EXERCISE BRIEF => Extract all of the entries and set them down verbatim.

SUPPLIED MATERIAL =>
## Start

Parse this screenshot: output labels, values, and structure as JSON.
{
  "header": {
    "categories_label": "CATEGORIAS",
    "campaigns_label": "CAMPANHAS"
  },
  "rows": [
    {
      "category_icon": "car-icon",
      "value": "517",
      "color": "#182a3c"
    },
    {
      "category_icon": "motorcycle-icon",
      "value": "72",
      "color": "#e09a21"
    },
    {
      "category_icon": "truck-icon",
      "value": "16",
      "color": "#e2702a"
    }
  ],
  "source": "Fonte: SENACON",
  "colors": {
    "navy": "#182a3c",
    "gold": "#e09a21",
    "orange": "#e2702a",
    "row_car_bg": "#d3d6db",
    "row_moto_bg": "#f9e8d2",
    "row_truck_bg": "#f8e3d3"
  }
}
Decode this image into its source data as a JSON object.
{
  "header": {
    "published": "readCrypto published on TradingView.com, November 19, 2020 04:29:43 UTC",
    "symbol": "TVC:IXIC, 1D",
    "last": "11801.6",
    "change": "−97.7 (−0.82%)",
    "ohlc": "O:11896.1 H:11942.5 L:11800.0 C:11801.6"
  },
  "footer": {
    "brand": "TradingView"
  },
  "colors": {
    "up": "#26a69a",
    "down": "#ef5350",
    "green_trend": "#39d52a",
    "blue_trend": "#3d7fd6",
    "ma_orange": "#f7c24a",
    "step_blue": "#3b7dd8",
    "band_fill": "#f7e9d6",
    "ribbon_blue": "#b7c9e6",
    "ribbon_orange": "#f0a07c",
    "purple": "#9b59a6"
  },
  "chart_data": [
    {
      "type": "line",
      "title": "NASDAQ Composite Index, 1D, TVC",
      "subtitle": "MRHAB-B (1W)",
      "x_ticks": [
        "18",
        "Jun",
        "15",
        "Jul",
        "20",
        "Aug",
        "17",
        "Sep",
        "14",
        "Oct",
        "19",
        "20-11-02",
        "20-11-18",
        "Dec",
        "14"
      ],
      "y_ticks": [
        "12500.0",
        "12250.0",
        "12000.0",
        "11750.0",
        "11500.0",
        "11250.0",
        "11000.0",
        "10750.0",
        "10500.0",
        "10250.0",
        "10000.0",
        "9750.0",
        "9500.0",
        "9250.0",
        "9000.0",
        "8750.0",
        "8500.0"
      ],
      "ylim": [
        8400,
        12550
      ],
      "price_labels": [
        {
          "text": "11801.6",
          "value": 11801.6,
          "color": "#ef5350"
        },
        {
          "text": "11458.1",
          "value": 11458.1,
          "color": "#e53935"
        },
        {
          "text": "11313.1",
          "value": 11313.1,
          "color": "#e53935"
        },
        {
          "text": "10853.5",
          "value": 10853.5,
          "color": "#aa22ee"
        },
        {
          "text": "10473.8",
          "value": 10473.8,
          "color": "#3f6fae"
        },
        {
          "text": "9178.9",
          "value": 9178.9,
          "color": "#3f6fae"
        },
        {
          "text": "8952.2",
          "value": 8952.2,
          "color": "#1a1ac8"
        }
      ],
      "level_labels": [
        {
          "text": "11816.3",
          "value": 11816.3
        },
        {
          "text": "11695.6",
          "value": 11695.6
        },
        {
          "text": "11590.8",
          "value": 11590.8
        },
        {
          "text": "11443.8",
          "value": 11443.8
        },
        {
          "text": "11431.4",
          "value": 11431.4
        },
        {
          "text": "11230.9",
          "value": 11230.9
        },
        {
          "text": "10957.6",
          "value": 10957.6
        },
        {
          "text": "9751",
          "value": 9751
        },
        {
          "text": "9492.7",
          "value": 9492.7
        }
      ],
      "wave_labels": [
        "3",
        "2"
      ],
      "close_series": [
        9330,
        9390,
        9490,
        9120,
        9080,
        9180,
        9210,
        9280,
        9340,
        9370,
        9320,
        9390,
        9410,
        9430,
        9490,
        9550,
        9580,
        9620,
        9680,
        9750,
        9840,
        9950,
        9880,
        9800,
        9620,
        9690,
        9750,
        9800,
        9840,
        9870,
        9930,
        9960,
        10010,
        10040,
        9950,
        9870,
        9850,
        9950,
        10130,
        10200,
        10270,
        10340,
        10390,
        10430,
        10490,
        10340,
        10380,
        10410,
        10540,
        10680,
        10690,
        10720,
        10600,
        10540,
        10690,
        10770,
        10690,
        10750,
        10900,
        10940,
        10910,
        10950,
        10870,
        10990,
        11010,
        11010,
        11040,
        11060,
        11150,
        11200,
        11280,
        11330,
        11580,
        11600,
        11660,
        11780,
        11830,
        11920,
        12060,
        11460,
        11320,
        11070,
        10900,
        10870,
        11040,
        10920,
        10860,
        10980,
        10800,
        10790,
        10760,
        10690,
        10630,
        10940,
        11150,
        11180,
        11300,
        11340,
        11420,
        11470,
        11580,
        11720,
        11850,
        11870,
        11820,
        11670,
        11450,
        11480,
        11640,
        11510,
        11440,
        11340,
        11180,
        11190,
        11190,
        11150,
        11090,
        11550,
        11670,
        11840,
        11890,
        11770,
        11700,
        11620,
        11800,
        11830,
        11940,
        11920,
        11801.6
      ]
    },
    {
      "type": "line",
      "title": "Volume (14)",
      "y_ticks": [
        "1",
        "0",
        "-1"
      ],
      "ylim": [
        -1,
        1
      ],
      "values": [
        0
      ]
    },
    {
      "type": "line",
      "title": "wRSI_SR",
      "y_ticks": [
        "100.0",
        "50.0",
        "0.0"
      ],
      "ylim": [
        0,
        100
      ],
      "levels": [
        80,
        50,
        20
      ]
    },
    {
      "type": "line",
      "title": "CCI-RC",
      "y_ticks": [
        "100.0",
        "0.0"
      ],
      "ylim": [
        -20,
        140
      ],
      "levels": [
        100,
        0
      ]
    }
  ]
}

## End

WRITTEN SOLUTION =>
Parse this screenshot: output labels, values, and structure as JSON.
{
  "header": {
    "categories_label": "CATEGORIAS",
    "campaigns_label": "CAMPANHAS"
  },
  "rows": [
    {
      "category_icon": "car-icon",
      "value": "517",
      "color": "#182a3c"
    },
    {
      "category_icon": "motorcycle-icon",
      "value": "72",
      "color": "#e09a21"
    },
    {
      "category_icon": "truck-icon",
      "value": "16",
      "color": "#e2702a"
    }
  ],
  "source": "Fonte: SENACON",
  "colors": {
    "navy": "#182a3c",
    "gold": "#e09a21",
    "orange": "#e2702a",
    "row_car_bg": "#d3d6db",
    "row_moto_bg": "#f9e8d2",
    "row_truck_bg": "#f8e3d3"
  }
}
Decode this image into its source data as a JSON object.
{
  "header": {
    "published": "readCrypto published on TradingView.com, November 19, 2020 04:29:43 UTC",
    "symbol": "TVC:IXIC, 1D",
    "last": "11801.6",
    "change": "−97.7 (−0.82%)",
    "ohlc": "O:11896.1 H:11942.5 L:11800.0 C:11801.6"
  },
  "footer": {
    "brand": "TradingView"
  },
  "colors": {
    "up": "#26a69a",
    "down": "#ef5350",
    "green_trend": "#39d52a",
    "blue_trend": "#3d7fd6",
    "ma_orange": "#f7c24a",
    "step_blue": "#3b7dd8",
    "band_fill": "#f7e9d6",
    "ribbon_blue": "#b7c9e6",
    "ribbon_orange": "#f0a07c",
    "purple": "#9b59a6"
  },
  "chart_data": [
    {
      "type": "line",
      "title": "NASDAQ Composite Index, 1D, TVC",
      "subtitle": "MRHAB-B (1W)",
      "x_ticks": [
        "18",
        "Jun",
        "15",
        "Jul",
        "20",
        "Aug",
        "17",
        "Sep",
        "14",
        "Oct",
        "19",
        "20-11-02",
        "20-11-18",
        "Dec",
        "14"
      ],
      "y_ticks": [
        "12500.0",
        "12250.0",
        "12000.0",
        "11750.0",
        "11500.0",
        "11250.0",
        "11000.0",
        "10750.0",
        "10500.0",
        "10250.0",
        "10000.0",
        "9750.0",
        "9500.0",
        "9250.0",
        "9000.0",
        "8750.0",
        "8500.0"
      ],
      "ylim": [
        8400,
        12550
      ],
      "price_labels": [
        {
          "text": "11801.6",
          "value": 11801.6,
          "color": "#ef5350"
        },
        {
          "text": "11458.1",
          "value": 11458.1,
          "color": "#e53935"
        },
        {
          "text": "11313.1",
          "value": 11313.1,
          "color": "#e53935"
        },
        {
          "text": "10853.5",
          "value": 10853.5,
          "color": "#aa22ee"
        },
        {
          "text": "10473.8",
          "value": 10473.8,
          "color": "#3f6fae"
        },
        {
          "text": "9178.9",
          "value": 9178.9,
          "color": "#3f6fae"
        },
        {
          "text": "8952.2",
          "value": 8952.2,
          "color": "#1a1ac8"
        }
      ],
      "level_labels": [
        {
          "text": "11816.3",
          "value": 11816.3
        },
        {
          "text": "11695.6",
          "value": 11695.6
        },
        {
          "text": "11590.8",
          "value": 11590.8
        },
        {
          "text": "11443.8",
          "value": 11443.8
        },
        {
          "text": "11431.4",
          "value": 11431.4
        },
        {
          "text": "11230.9",
          "value": 11230.9
        },
        {
          "text": "10957.6",
          "value": 10957.6
        },
        {
          "text": "9751",
          "value": 9751
        },
        {
          "text": "9492.7",
          "value": 9492.7
        }
      ],
      "wave_labels": [
        "3",
        "2"
      ],
      "close_series": [
        9330,
        9390,
        9490,
        9120,
        9080,
        9180,
        9210,
        9280,
        9340,
        9370,
        9320,
        9390,
        9410,
        9430,
        9490,
        9550,
        9580,
        9620,
        9680,
        9750,
        9840,
        9950,
        9880,
        9800,
        9620,
        9690,
        9750,
        9800,
        9840,
        9870,
        9930,
        9960,
        10010,
        10040,
        9950,
        9870,
        9850,
        9950,
        10130,
        10200,
        10270,
        10340,
        10390,
        10430,
        10490,
        10340,
        10380,
        10410,
        10540,
        10680,
        10690,
        10720,
        10600,
        10540,
        10690,
        10770,
        10690,
        10750,
        10900,
        10940,
        10910,
        10950,
        10870,
        10990,
        11010,
        11010,
        11040,
        11060,
        11150,
        11200,
        11280,
        11330,
        11580,
        11600,
        11660,
        11780,
        11830,
        11920,
        12060,
        11460,
        11320,
        11070,
        10900,
        10870,
        11040,
        10920,
        10860,
        10980,
        10800,
        10790,
        10760,
        10690,
        10630,
        10940,
        11150,
        11180,
        11300,
        11340,
        11420,
        11470,
        11580,
        11720,
        11850,
        11870,
        11820,
        11670,
        11450,
        11480,
        11640,
        11510,
        11440,
        11340,
        11180,
        11190,
        11190,
        11150,
        11090,
        11550,
        11670,
        11840,
        11890,
        11770,
        11700,
        11620,
        11800,
        11830,
        11940,
        11920,
        11801.6
      ]
    },
    {
      "type": "line",
      "title": "Volume (14)",
      "y_ticks": [
        "1",
        "0",
        "-1"
      ],
      "ylim": [
        -1,
        1
      ],
      "values": [
        0
      ]
    },
    {
      "type": "line",
      "title": "wRSI_SR",
      "y_ticks": [
        "100.0",
        "50.0",
        "0.0"
      ],
      "ylim": [
        0,
        100
      ],
      "levels": [
        80,
        50,
        20
      ]
    },
    {
      "type": "line",
      "title": "CCI-RC",
      "y_ticks": [
        "100.0",
        "0.0"
      ],
      "ylim": [
        -20,
        140
      ],
      "levels": [
        100,
        0
      ]
    }
  ]
}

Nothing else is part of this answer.